● Exercise objective: Repeat all the material exactly; pictures stay out of your copy.

begin Record extracts

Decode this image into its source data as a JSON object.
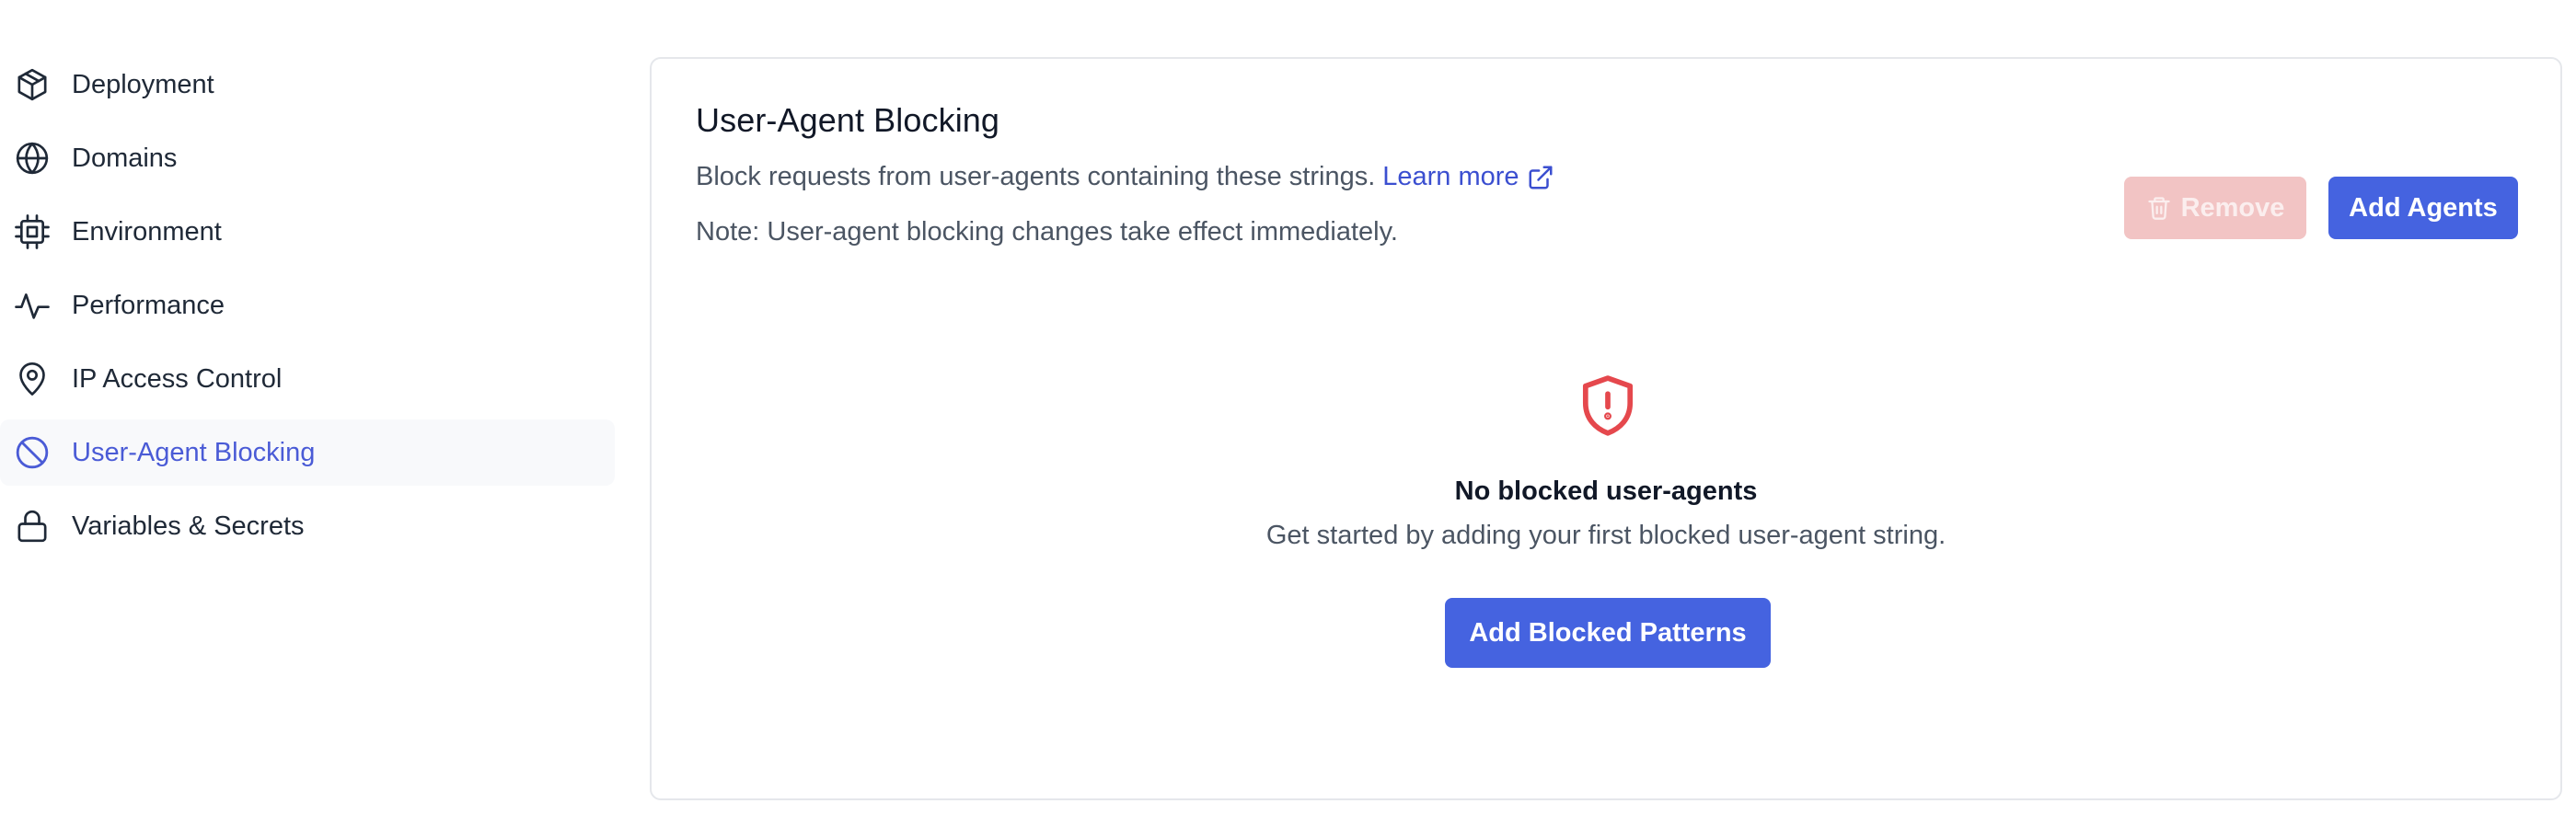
{
  "sidebar": {
    "items": [
      {
        "label": "Deployment",
        "icon": "package-icon",
        "active": false
      },
      {
        "label": "Domains",
        "icon": "globe-icon",
        "active": false
      },
      {
        "label": "Environment",
        "icon": "cpu-icon",
        "active": false
      },
      {
        "label": "Performance",
        "icon": "activity-icon",
        "active": false
      },
      {
        "label": "IP Access Control",
        "icon": "map-pin-icon",
        "active": false
      },
      {
        "label": "User-Agent Blocking",
        "icon": "ban-icon",
        "active": true
      },
      {
        "label": "Variables & Secrets",
        "icon": "lock-icon",
        "active": false
      }
    ]
  },
  "panel": {
    "title": "User-Agent Blocking",
    "description": "Block requests from user-agents containing these strings.",
    "learn_more": "Learn more",
    "note": "Note: User-agent blocking changes take effect immediately.",
    "remove_label": "Remove",
    "add_label": "Add Agents"
  },
  "empty_state": {
    "icon": "shield-alert-icon",
    "title": "No blocked user-agents",
    "subtitle": "Get started by adding your first blocked user-agent string.",
    "button_label": "Add Blocked Patterns"
  },
  "colors": {
    "accent": "#4563e0",
    "active_nav_text": "#4a5bd6",
    "danger_icon": "#e5484d",
    "remove_disabled_bg": "#f2c4c4"
  }
}
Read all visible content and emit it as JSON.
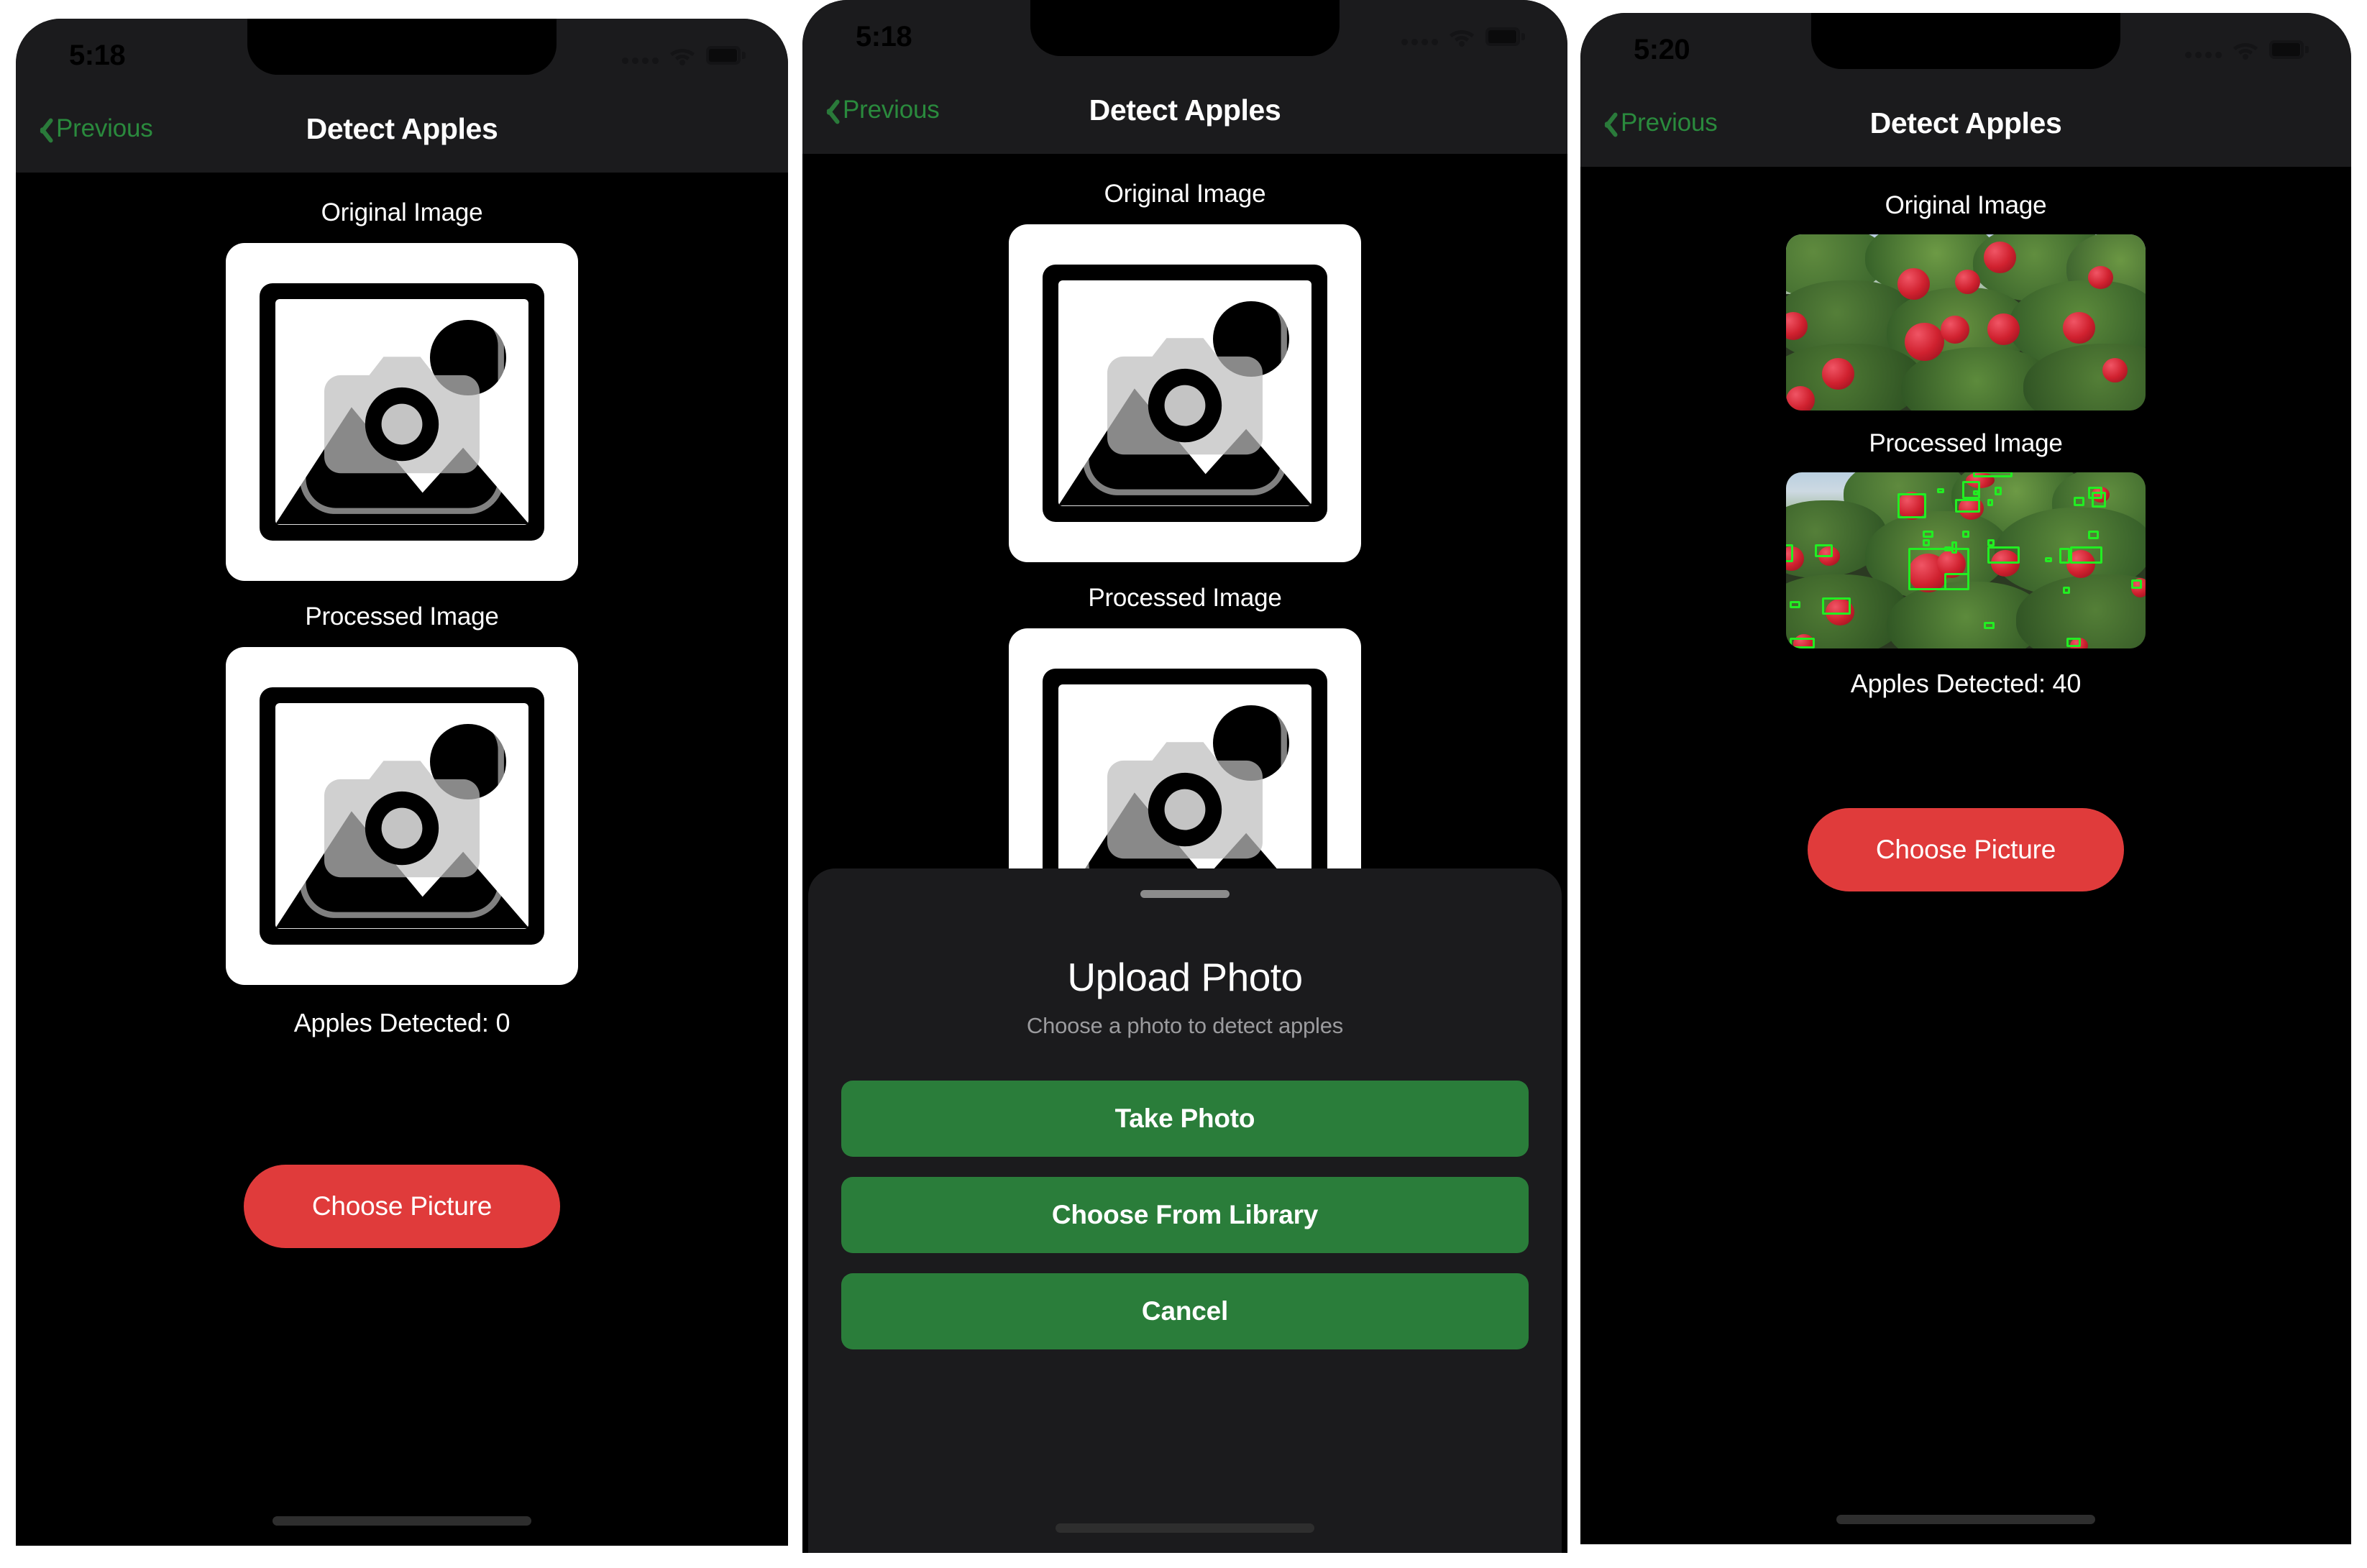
{
  "colors": {
    "accent_green": "#2a8a3d",
    "button_green": "#2a7d3a",
    "button_red": "#e03b3b",
    "background": "#000000",
    "navbar": "#1b1b1d",
    "sheet": "#1b1b1d",
    "detection_box": "#22ee22",
    "text_primary": "#ffffff",
    "text_secondary": "#9b9b9e"
  },
  "panels": [
    {
      "id": "empty-state",
      "status_bar": {
        "time": "5:18",
        "cellular_icon": "cellular-signal-icon",
        "wifi_icon": "wifi-icon",
        "battery_icon": "battery-icon"
      },
      "nav": {
        "back_label": "Previous",
        "back_icon": "chevron-left-icon",
        "title": "Detect Apples"
      },
      "original_label": "Original Image",
      "processed_label": "Processed Image",
      "original_state": "placeholder",
      "processed_state": "placeholder",
      "placeholder_icon": "photo-placeholder-icon",
      "count_label": "Apples Detected: 0",
      "primary_button": "Choose Picture",
      "home_indicator": "home-indicator",
      "sheet": null
    },
    {
      "id": "upload-sheet",
      "status_bar": {
        "time": "5:18",
        "cellular_icon": "cellular-signal-icon",
        "wifi_icon": "wifi-icon",
        "battery_icon": "battery-icon"
      },
      "nav": {
        "back_label": "Previous",
        "back_icon": "chevron-left-icon",
        "title": "Detect Apples"
      },
      "original_label": "Original Image",
      "processed_label": "Processed Image",
      "original_state": "placeholder",
      "processed_state": "placeholder",
      "placeholder_icon": "photo-placeholder-icon",
      "count_label": "",
      "primary_button": "",
      "home_indicator": "home-indicator",
      "sheet": {
        "grabber": "sheet-grabber",
        "title": "Upload Photo",
        "subtitle": "Choose a photo to detect apples",
        "buttons": [
          {
            "label": "Take Photo",
            "name": "take-photo-button"
          },
          {
            "label": "Choose From Library",
            "name": "choose-from-library-button"
          },
          {
            "label": "Cancel",
            "name": "cancel-button"
          }
        ]
      }
    },
    {
      "id": "result-state",
      "status_bar": {
        "time": "5:20",
        "cellular_icon": "cellular-signal-icon",
        "wifi_icon": "wifi-icon",
        "battery_icon": "battery-icon"
      },
      "nav": {
        "back_label": "Previous",
        "back_icon": "chevron-left-icon",
        "title": "Detect Apples"
      },
      "original_label": "Original Image",
      "processed_label": "Processed Image",
      "original_state": "photo",
      "processed_state": "photo-with-detections",
      "photo_description": "apple tree orchard with red apples among green leaves and sky",
      "count_label": "Apples Detected: 40",
      "detections_count": 40,
      "primary_button": "Choose Picture",
      "home_indicator": "home-indicator",
      "sheet": null
    }
  ]
}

end Record extracts

● Right answer:
Decode this image into its source data as a JSON object.
{
  "sidebar": {
    "items": [
      {
        "label": "Deployment",
        "icon": "package-icon",
        "active": false
      },
      {
        "label": "Domains",
        "icon": "globe-icon",
        "active": false
      },
      {
        "label": "Environment",
        "icon": "cpu-icon",
        "active": false
      },
      {
        "label": "Performance",
        "icon": "activity-icon",
        "active": false
      },
      {
        "label": "IP Access Control",
        "icon": "map-pin-icon",
        "active": false
      },
      {
        "label": "User-Agent Blocking",
        "icon": "ban-icon",
        "active": true
      },
      {
        "label": "Variables & Secrets",
        "icon": "lock-icon",
        "active": false
      }
    ]
  },
  "panel": {
    "title": "User-Agent Blocking",
    "description": "Block requests from user-agents containing these strings.",
    "learn_more": "Learn more",
    "note": "Note: User-agent blocking changes take effect immediately.",
    "remove_label": "Remove",
    "add_label": "Add Agents"
  },
  "empty_state": {
    "icon": "shield-alert-icon",
    "title": "No blocked user-agents",
    "subtitle": "Get started by adding your first blocked user-agent string.",
    "button_label": "Add Blocked Patterns"
  },
  "colors": {
    "accent": "#4563e0",
    "active_nav_text": "#4a5bd6",
    "danger_icon": "#e5484d",
    "remove_disabled_bg": "#f2c4c4"
  }
}
Read all visible content and emit it as JSON.
{
  "colors": {
    "accent_green": "#2a8a3d",
    "button_green": "#2a7d3a",
    "button_red": "#e03b3b",
    "background": "#000000",
    "navbar": "#1b1b1d",
    "sheet": "#1b1b1d",
    "detection_box": "#22ee22",
    "text_primary": "#ffffff",
    "text_secondary": "#9b9b9e"
  },
  "panels": [
    {
      "id": "empty-state",
      "status_bar": {
        "time": "5:18",
        "cellular_icon": "cellular-signal-icon",
        "wifi_icon": "wifi-icon",
        "battery_icon": "battery-icon"
      },
      "nav": {
        "back_label": "Previous",
        "back_icon": "chevron-left-icon",
        "title": "Detect Apples"
      },
      "original_label": "Original Image",
      "processed_label": "Processed Image",
      "original_state": "placeholder",
      "processed_state": "placeholder",
      "placeholder_icon": "photo-placeholder-icon",
      "count_label": "Apples Detected: 0",
      "primary_button": "Choose Picture",
      "home_indicator": "home-indicator",
      "sheet": null
    },
    {
      "id": "upload-sheet",
      "status_bar": {
        "time": "5:18",
        "cellular_icon": "cellular-signal-icon",
        "wifi_icon": "wifi-icon",
        "battery_icon": "battery-icon"
      },
      "nav": {
        "back_label": "Previous",
        "back_icon": "chevron-left-icon",
        "title": "Detect Apples"
      },
      "original_label": "Original Image",
      "processed_label": "Processed Image",
      "original_state": "placeholder",
      "processed_state": "placeholder",
      "placeholder_icon": "photo-placeholder-icon",
      "count_label": "",
      "primary_button": "",
      "home_indicator": "home-indicator",
      "sheet": {
        "grabber": "sheet-grabber",
        "title": "Upload Photo",
        "subtitle": "Choose a photo to detect apples",
        "buttons": [
          {
            "label": "Take Photo",
            "name": "take-photo-button"
          },
          {
            "label": "Choose From Library",
            "name": "choose-from-library-button"
          },
          {
            "label": "Cancel",
            "name": "cancel-button"
          }
        ]
      }
    },
    {
      "id": "result-state",
      "status_bar": {
        "time": "5:20",
        "cellular_icon": "cellular-signal-icon",
        "wifi_icon": "wifi-icon",
        "battery_icon": "battery-icon"
      },
      "nav": {
        "back_label": "Previous",
        "back_icon": "chevron-left-icon",
        "title": "Detect Apples"
      },
      "original_label": "Original Image",
      "processed_label": "Processed Image",
      "original_state": "photo",
      "processed_state": "photo-with-detections",
      "photo_description": "apple tree orchard with red apples among green leaves and sky",
      "count_label": "Apples Detected: 40",
      "detections_count": 40,
      "primary_button": "Choose Picture",
      "home_indicator": "home-indicator",
      "sheet": null
    }
  ]
}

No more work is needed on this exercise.